What you should do ->
Return all of the entries word for word, but omit the pictures they contain.

Stored records:
───
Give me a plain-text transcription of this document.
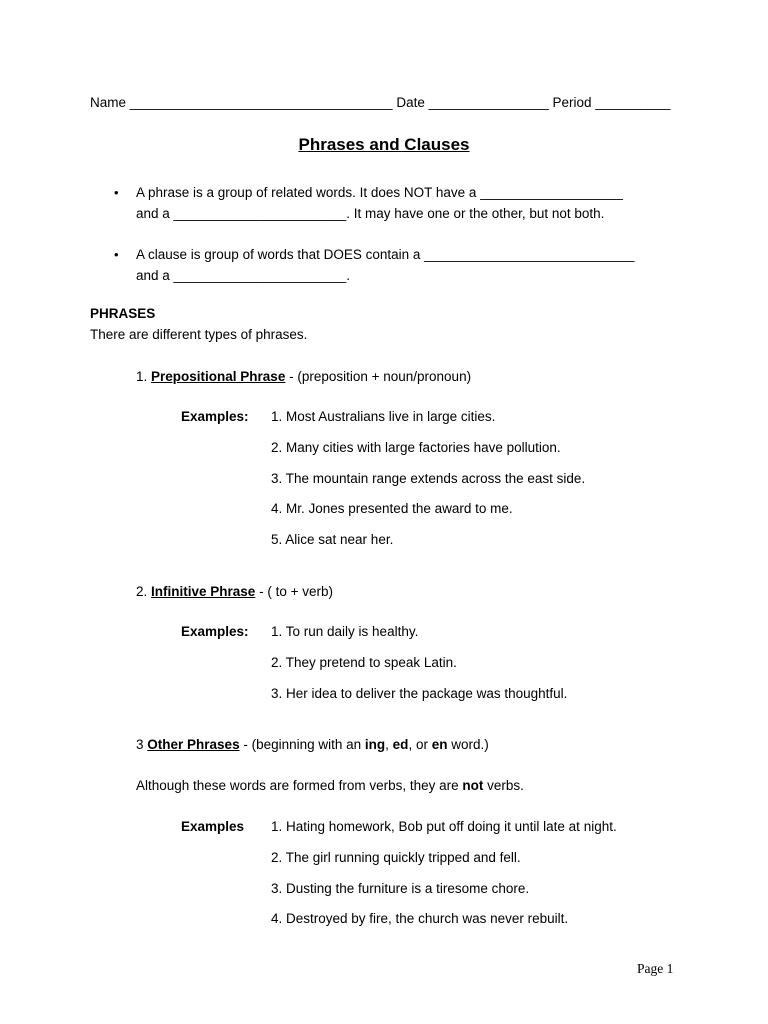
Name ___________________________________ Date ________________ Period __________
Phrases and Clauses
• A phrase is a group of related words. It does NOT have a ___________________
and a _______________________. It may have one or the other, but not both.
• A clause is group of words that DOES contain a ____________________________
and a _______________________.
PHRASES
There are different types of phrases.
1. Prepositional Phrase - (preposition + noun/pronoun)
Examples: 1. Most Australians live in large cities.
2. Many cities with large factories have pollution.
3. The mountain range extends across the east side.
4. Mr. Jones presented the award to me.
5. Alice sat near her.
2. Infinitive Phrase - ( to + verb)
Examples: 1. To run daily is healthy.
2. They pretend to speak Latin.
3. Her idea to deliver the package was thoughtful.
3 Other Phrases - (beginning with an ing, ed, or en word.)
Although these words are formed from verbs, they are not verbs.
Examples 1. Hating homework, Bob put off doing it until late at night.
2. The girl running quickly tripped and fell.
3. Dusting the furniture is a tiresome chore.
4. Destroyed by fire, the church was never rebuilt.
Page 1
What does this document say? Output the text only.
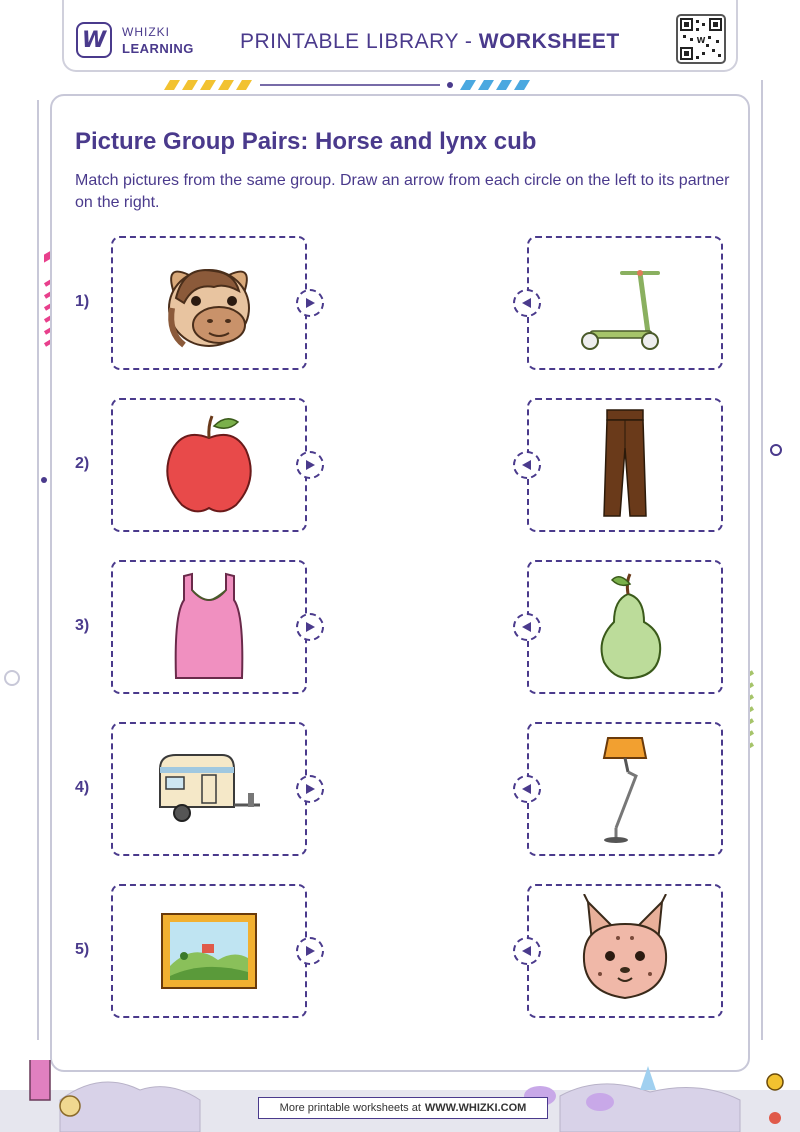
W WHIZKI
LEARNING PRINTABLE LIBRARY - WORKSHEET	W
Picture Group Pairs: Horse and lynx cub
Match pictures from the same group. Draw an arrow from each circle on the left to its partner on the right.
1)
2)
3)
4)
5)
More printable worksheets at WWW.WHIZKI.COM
───
Task solution ->
Give me a plain-text transcription of this document.
Name ___________________________________ Date ________________ Period __________
Phrases and Clauses
• A phrase is a group of related words. It does NOT have a ___________________
and a _______________________. It may have one or the other, but not both.
• A clause is group of words that DOES contain a ____________________________
and a _______________________.
PHRASES
There are different types of phrases.
1. Prepositional Phrase - (preposition + noun/pronoun)
Examples: 1. Most Australians live in large cities.
2. Many cities with large factories have pollution.
3. The mountain range extends across the east side.
4. Mr. Jones presented the award to me.
5. Alice sat near her.
2. Infinitive Phrase - ( to + verb)
Examples: 1. To run daily is healthy.
2. They pretend to speak Latin.
3. Her idea to deliver the package was thoughtful.
3 Other Phrases - (beginning with an ing, ed, or en word.)
Although these words are formed from verbs, they are not verbs.
Examples 1. Hating homework, Bob put off doing it until late at night.
2. The girl running quickly tripped and fell.
3. Dusting the furniture is a tiresome chore.
4. Destroyed by fire, the church was never rebuilt.
Page 1
What does this document say? Output the text only.
W WHIZKI
LEARNING PRINTABLE LIBRARY - WORKSHEET	W
Picture Group Pairs: Horse and lynx cub
Match pictures from the same group. Draw an arrow from each circle on the left to its partner on the right.
1)
2)
3)
4)
5)
More printable worksheets at WWW.WHIZKI.COM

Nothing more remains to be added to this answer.